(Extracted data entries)

------------------------------

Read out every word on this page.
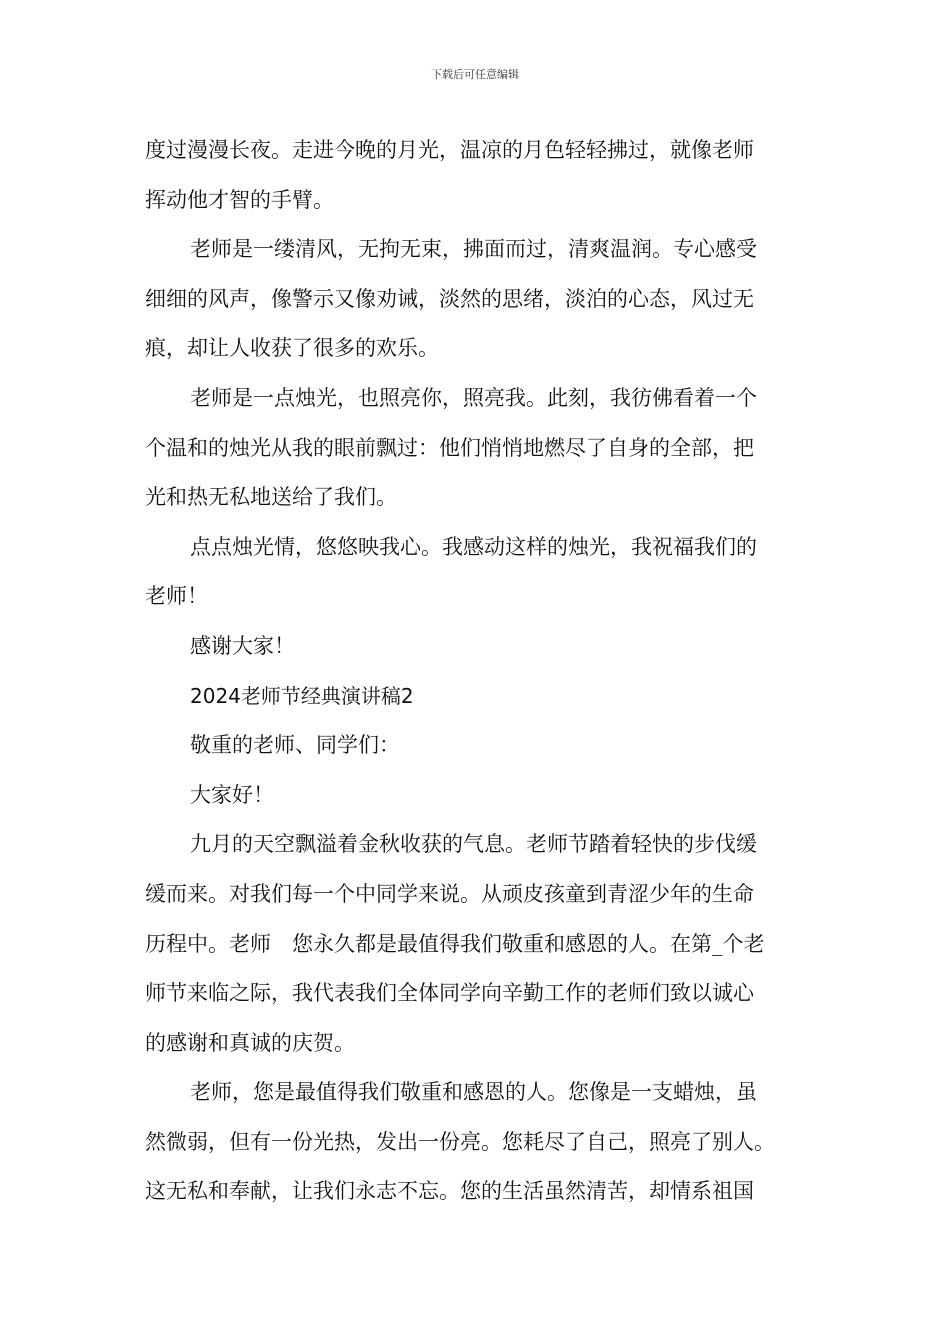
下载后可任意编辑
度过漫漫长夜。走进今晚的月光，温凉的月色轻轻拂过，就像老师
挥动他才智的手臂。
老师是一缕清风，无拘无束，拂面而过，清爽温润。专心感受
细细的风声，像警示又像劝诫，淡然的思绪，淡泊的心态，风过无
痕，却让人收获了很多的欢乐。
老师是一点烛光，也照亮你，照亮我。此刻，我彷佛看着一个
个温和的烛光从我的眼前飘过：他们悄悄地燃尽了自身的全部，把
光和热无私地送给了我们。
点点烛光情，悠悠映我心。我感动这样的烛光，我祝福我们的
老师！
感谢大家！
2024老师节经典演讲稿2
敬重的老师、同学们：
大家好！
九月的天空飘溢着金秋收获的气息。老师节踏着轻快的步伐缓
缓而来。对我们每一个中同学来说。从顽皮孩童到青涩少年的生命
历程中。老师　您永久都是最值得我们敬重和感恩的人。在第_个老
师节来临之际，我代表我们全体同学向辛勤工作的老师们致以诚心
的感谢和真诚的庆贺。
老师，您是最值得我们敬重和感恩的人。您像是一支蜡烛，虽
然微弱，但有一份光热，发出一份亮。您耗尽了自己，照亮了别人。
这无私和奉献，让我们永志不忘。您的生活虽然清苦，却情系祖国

------------------------------

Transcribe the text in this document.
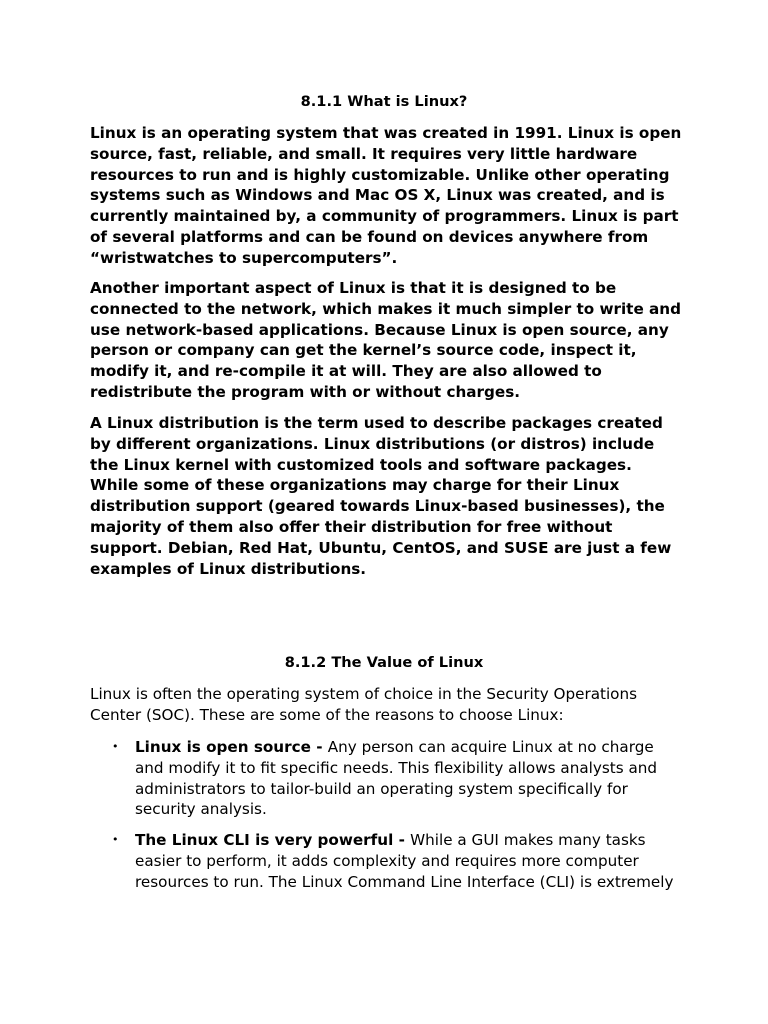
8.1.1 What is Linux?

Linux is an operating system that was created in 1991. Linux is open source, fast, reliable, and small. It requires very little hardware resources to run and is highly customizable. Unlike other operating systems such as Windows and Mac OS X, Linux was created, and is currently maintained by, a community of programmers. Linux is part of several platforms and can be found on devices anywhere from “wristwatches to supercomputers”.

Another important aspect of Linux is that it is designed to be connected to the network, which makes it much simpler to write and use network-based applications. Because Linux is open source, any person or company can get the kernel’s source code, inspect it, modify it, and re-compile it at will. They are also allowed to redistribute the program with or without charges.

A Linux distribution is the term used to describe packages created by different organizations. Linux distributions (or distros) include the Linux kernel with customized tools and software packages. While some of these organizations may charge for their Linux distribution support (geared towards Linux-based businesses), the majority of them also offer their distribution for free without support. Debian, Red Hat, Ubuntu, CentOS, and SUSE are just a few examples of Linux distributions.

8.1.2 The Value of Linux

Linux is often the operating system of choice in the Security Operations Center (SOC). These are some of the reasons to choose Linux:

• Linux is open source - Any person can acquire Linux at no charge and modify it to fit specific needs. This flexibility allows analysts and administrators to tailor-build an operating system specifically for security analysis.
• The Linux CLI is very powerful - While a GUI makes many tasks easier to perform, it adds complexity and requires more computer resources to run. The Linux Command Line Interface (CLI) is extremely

------------------------------

Search the preceding listing for the word "kernel" and pull out every line that holds it.

THE COMPLETED TASK:
Another important aspect of Linux is that it is designed to be connected to the network, which makes it much simpler to write and use network-based applications. Because Linux is open source, any person or company can get the kernel’s source code, inspect it, modify it, and re-compile it at will. They are also allowed to redistribute the program with or without charges.
A Linux distribution is the term used to describe packages created by different organizations. Linux distributions (or distros) include the Linux kernel with customized tools and software packages. While some of these organizations may charge for their Linux distribution support (geared towards Linux-based businesses), the majority of them also offer their distribution for free without support. Debian, Red Hat, Ubuntu, CentOS, and SUSE are just a few examples of Linux distributions.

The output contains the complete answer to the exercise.